__Exercise details__
What follows is a block of records; reproduce all of it verbatim.

[Items from a data source]

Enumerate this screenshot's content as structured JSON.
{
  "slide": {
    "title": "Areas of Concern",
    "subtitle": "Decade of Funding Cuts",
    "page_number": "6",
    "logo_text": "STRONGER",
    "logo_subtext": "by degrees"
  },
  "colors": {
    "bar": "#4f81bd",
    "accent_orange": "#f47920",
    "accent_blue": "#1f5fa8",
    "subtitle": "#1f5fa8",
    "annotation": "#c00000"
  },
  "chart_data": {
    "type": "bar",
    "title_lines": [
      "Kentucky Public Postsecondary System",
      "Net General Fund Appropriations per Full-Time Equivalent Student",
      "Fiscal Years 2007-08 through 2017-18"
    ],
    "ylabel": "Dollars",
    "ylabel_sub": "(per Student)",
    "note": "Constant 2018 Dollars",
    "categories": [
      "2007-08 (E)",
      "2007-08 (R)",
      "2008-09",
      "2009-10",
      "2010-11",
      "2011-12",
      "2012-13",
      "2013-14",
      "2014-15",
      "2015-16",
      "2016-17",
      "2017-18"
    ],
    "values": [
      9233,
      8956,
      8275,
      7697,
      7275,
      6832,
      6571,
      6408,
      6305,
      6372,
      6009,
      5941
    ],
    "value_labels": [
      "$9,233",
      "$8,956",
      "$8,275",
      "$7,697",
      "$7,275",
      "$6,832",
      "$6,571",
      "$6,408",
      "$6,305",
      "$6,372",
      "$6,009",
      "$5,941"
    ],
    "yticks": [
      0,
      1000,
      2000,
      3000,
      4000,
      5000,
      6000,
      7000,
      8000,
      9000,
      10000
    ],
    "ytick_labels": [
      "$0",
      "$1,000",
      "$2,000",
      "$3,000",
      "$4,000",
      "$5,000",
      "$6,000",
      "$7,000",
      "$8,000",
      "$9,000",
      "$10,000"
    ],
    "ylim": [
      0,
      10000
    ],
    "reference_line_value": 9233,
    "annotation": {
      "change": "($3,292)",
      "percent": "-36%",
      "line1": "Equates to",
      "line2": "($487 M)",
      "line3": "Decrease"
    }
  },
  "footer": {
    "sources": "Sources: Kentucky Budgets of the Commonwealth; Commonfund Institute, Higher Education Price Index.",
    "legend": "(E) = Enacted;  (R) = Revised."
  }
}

__Finished exercise__
Enumerate this screenshot's content as structured JSON.
{
  "slide": {
    "title": "Areas of Concern",
    "subtitle": "Decade of Funding Cuts",
    "page_number": "6",
    "logo_text": "STRONGER",
    "logo_subtext": "by degrees"
  },
  "colors": {
    "bar": "#4f81bd",
    "accent_orange": "#f47920",
    "accent_blue": "#1f5fa8",
    "subtitle": "#1f5fa8",
    "annotation": "#c00000"
  },
  "chart_data": {
    "type": "bar",
    "title_lines": [
      "Kentucky Public Postsecondary System",
      "Net General Fund Appropriations per Full-Time Equivalent Student",
      "Fiscal Years 2007-08 through 2017-18"
    ],
    "ylabel": "Dollars",
    "ylabel_sub": "(per Student)",
    "note": "Constant 2018 Dollars",
    "categories": [
      "2007-08 (E)",
      "2007-08 (R)",
      "2008-09",
      "2009-10",
      "2010-11",
      "2011-12",
      "2012-13",
      "2013-14",
      "2014-15",
      "2015-16",
      "2016-17",
      "2017-18"
    ],
    "values": [
      9233,
      8956,
      8275,
      7697,
      7275,
      6832,
      6571,
      6408,
      6305,
      6372,
      6009,
      5941
    ],
    "value_labels": [
      "$9,233",
      "$8,956",
      "$8,275",
      "$7,697",
      "$7,275",
      "$6,832",
      "$6,571",
      "$6,408",
      "$6,305",
      "$6,372",
      "$6,009",
      "$5,941"
    ],
    "yticks": [
      0,
      1000,
      2000,
      3000,
      4000,
      5000,
      6000,
      7000,
      8000,
      9000,
      10000
    ],
    "ytick_labels": [
      "$0",
      "$1,000",
      "$2,000",
      "$3,000",
      "$4,000",
      "$5,000",
      "$6,000",
      "$7,000",
      "$8,000",
      "$9,000",
      "$10,000"
    ],
    "ylim": [
      0,
      10000
    ],
    "reference_line_value": 9233,
    "annotation": {
      "change": "($3,292)",
      "percent": "-36%",
      "line1": "Equates to",
      "line2": "($487 M)",
      "line3": "Decrease"
    }
  },
  "footer": {
    "sources": "Sources: Kentucky Budgets of the Commonwealth; Commonfund Institute, Higher Education Price Index.",
    "legend": "(E) = Enacted;  (R) = Revised."
  }
}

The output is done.